**Provided material**
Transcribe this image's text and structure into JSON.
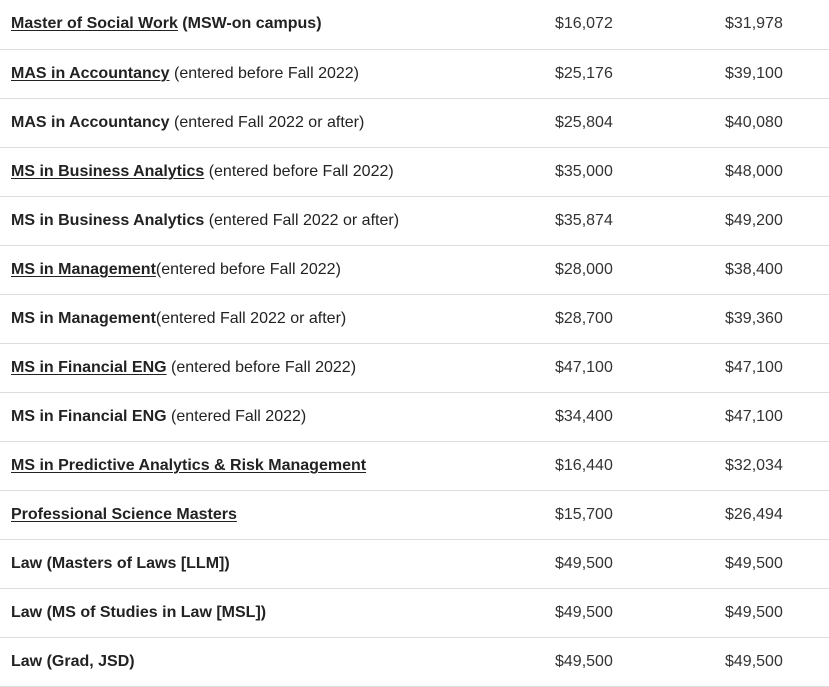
{
  "rows": [
    {
      "name": "Master of Social Work",
      "linked": true,
      "note": " (MSW-on campus)",
      "note_bold": true,
      "note_underlined": false,
      "resident": "$16,072",
      "nonresident": "$31,978"
    },
    {
      "name": "MAS in Accountancy",
      "linked": true,
      "note": " (entered before Fall 2022)",
      "note_bold": false,
      "note_underlined": false,
      "resident": "$25,176",
      "nonresident": "$39,100"
    },
    {
      "name": "MAS in Accountancy",
      "linked": false,
      "note": " (entered Fall 2022 or after)",
      "note_bold": false,
      "note_underlined": false,
      "resident": "$25,804",
      "nonresident": "$40,080"
    },
    {
      "name": "MS in Business Analytics",
      "linked": true,
      "note": " (entered before Fall 2022)",
      "note_bold": false,
      "note_underlined": false,
      "resident": "$35,000",
      "nonresident": "$48,000"
    },
    {
      "name": "MS in Business Analytics",
      "linked": false,
      "note": " (entered Fall 2022 or after)",
      "note_bold": false,
      "note_underlined": false,
      "resident": "$35,874",
      "nonresident": "$49,200"
    },
    {
      "name": "MS in Management",
      "linked": true,
      "note": "(entered before Fall 2022)",
      "note_bold": false,
      "note_underlined": false,
      "resident": "$28,000",
      "nonresident": "$38,400"
    },
    {
      "name": "MS in Management",
      "linked": false,
      "note": "(entered Fall 2022 or after)",
      "note_bold": false,
      "note_underlined": false,
      "resident": "$28,700",
      "nonresident": "$39,360"
    },
    {
      "name": "MS in Financial ENG",
      "linked": true,
      "note": " (entered before Fall 2022)",
      "note_bold": false,
      "note_underlined": false,
      "resident": "$47,100",
      "nonresident": "$47,100"
    },
    {
      "name": "MS in Financial ENG",
      "linked": false,
      "note": " (entered Fall 2022)",
      "note_bold": false,
      "note_underlined": false,
      "resident": "$34,400",
      "nonresident": "$47,100"
    },
    {
      "name": "MS in Predictive Analytics & Risk Management",
      "linked": true,
      "note": "",
      "note_bold": false,
      "note_underlined": false,
      "resident": "$16,440",
      "nonresident": "$32,034"
    },
    {
      "name": "Professional Science Masters",
      "linked": true,
      "note": "",
      "note_bold": false,
      "note_underlined": false,
      "resident": "$15,700",
      "nonresident": "$26,494"
    },
    {
      "name": "Law (Masters of Laws [LLM])",
      "linked": false,
      "note": "",
      "note_bold": false,
      "note_underlined": false,
      "resident": "$49,500",
      "nonresident": "$49,500"
    },
    {
      "name": "Law (MS of Studies in Law [MSL])",
      "linked": false,
      "note": "",
      "note_bold": false,
      "note_underlined": false,
      "resident": "$49,500",
      "nonresident": "$49,500"
    },
    {
      "name": "Law (Grad, JSD)",
      "linked": false,
      "note": "",
      "note_bold": false,
      "note_underlined": false,
      "resident": "$49,500",
      "nonresident": "$49,500"
    }
  ]
}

**Work instructions**
Omit the pictures. Transcribe every record exactly.

**Reply**
Transcribe this image's text and structure into JSON.
{
  "rows": [
    {
      "name": "Master of Social Work",
      "linked": true,
      "note": " (MSW-on campus)",
      "note_bold": true,
      "note_underlined": false,
      "resident": "$16,072",
      "nonresident": "$31,978"
    },
    {
      "name": "MAS in Accountancy",
      "linked": true,
      "note": " (entered before Fall 2022)",
      "note_bold": false,
      "note_underlined": false,
      "resident": "$25,176",
      "nonresident": "$39,100"
    },
    {
      "name": "MAS in Accountancy",
      "linked": false,
      "note": " (entered Fall 2022 or after)",
      "note_bold": false,
      "note_underlined": false,
      "resident": "$25,804",
      "nonresident": "$40,080"
    },
    {
      "name": "MS in Business Analytics",
      "linked": true,
      "note": " (entered before Fall 2022)",
      "note_bold": false,
      "note_underlined": false,
      "resident": "$35,000",
      "nonresident": "$48,000"
    },
    {
      "name": "MS in Business Analytics",
      "linked": false,
      "note": " (entered Fall 2022 or after)",
      "note_bold": false,
      "note_underlined": false,
      "resident": "$35,874",
      "nonresident": "$49,200"
    },
    {
      "name": "MS in Management",
      "linked": true,
      "note": "(entered before Fall 2022)",
      "note_bold": false,
      "note_underlined": false,
      "resident": "$28,000",
      "nonresident": "$38,400"
    },
    {
      "name": "MS in Management",
      "linked": false,
      "note": "(entered Fall 2022 or after)",
      "note_bold": false,
      "note_underlined": false,
      "resident": "$28,700",
      "nonresident": "$39,360"
    },
    {
      "name": "MS in Financial ENG",
      "linked": true,
      "note": " (entered before Fall 2022)",
      "note_bold": false,
      "note_underlined": false,
      "resident": "$47,100",
      "nonresident": "$47,100"
    },
    {
      "name": "MS in Financial ENG",
      "linked": false,
      "note": " (entered Fall 2022)",
      "note_bold": false,
      "note_underlined": false,
      "resident": "$34,400",
      "nonresident": "$47,100"
    },
    {
      "name": "MS in Predictive Analytics & Risk Management",
      "linked": true,
      "note": "",
      "note_bold": false,
      "note_underlined": false,
      "resident": "$16,440",
      "nonresident": "$32,034"
    },
    {
      "name": "Professional Science Masters",
      "linked": true,
      "note": "",
      "note_bold": false,
      "note_underlined": false,
      "resident": "$15,700",
      "nonresident": "$26,494"
    },
    {
      "name": "Law (Masters of Laws [LLM])",
      "linked": false,
      "note": "",
      "note_bold": false,
      "note_underlined": false,
      "resident": "$49,500",
      "nonresident": "$49,500"
    },
    {
      "name": "Law (MS of Studies in Law [MSL])",
      "linked": false,
      "note": "",
      "note_bold": false,
      "note_underlined": false,
      "resident": "$49,500",
      "nonresident": "$49,500"
    },
    {
      "name": "Law (Grad, JSD)",
      "linked": false,
      "note": "",
      "note_bold": false,
      "note_underlined": false,
      "resident": "$49,500",
      "nonresident": "$49,500"
    }
  ]
}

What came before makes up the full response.